→ SHORT TASK: Pull out every line with the word "StateRepoHelpers" from the entries below.

[Stored records]
** start **
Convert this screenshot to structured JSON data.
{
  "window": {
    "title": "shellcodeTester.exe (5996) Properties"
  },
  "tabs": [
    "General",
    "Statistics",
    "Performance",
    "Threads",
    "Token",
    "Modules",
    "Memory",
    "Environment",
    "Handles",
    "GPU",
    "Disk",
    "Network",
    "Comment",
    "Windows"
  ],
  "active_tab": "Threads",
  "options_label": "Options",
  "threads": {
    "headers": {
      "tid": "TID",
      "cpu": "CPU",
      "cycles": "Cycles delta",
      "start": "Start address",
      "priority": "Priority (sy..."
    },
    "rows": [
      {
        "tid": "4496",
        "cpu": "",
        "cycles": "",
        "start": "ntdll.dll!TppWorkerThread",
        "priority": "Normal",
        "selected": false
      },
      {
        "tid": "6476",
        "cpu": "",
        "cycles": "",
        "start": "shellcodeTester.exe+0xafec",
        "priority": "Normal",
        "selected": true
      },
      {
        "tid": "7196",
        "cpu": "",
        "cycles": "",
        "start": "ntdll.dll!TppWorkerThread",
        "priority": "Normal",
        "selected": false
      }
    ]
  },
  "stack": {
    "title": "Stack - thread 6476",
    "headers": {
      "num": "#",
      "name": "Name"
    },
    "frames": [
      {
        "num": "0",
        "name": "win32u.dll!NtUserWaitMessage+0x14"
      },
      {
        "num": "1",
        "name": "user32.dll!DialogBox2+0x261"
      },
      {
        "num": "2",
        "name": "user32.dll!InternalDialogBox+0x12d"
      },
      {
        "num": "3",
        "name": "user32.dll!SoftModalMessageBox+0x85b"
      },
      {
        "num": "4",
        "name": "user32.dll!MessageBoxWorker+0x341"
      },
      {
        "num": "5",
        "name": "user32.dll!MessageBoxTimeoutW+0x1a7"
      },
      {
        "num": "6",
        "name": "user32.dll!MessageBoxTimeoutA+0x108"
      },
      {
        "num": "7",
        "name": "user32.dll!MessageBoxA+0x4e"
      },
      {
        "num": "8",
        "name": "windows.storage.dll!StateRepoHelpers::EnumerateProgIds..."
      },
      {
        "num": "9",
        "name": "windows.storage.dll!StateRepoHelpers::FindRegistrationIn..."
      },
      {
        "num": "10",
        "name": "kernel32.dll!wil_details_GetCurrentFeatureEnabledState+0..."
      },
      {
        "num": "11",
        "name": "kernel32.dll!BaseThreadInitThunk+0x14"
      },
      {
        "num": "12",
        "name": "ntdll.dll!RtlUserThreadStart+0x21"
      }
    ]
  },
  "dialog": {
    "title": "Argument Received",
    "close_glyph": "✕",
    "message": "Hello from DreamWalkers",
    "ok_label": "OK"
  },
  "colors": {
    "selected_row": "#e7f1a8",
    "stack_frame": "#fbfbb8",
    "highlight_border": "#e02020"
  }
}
** end **
** start **
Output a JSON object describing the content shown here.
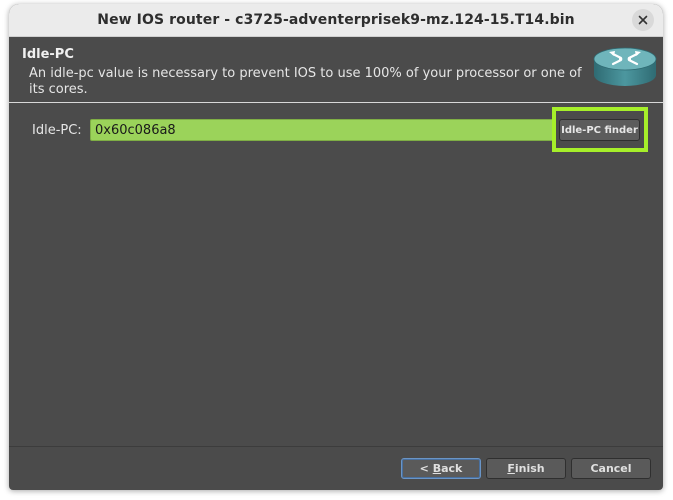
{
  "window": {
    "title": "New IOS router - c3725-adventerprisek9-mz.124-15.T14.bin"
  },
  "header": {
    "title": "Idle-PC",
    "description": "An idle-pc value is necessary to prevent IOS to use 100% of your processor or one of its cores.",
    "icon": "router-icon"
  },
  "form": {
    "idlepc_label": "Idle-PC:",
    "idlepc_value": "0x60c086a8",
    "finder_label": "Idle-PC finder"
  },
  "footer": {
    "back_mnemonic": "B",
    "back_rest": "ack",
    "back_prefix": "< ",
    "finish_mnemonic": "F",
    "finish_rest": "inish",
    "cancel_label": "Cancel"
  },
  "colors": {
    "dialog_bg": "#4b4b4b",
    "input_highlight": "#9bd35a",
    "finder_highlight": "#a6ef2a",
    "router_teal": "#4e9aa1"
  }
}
** end **
→ RESULT FOR THIS TASK:
        "name": "windows.storage.dll!StateRepoHelpers::EnumerateProgIds..."
        "name": "windows.storage.dll!StateRepoHelpers::FindRegistrationIn..."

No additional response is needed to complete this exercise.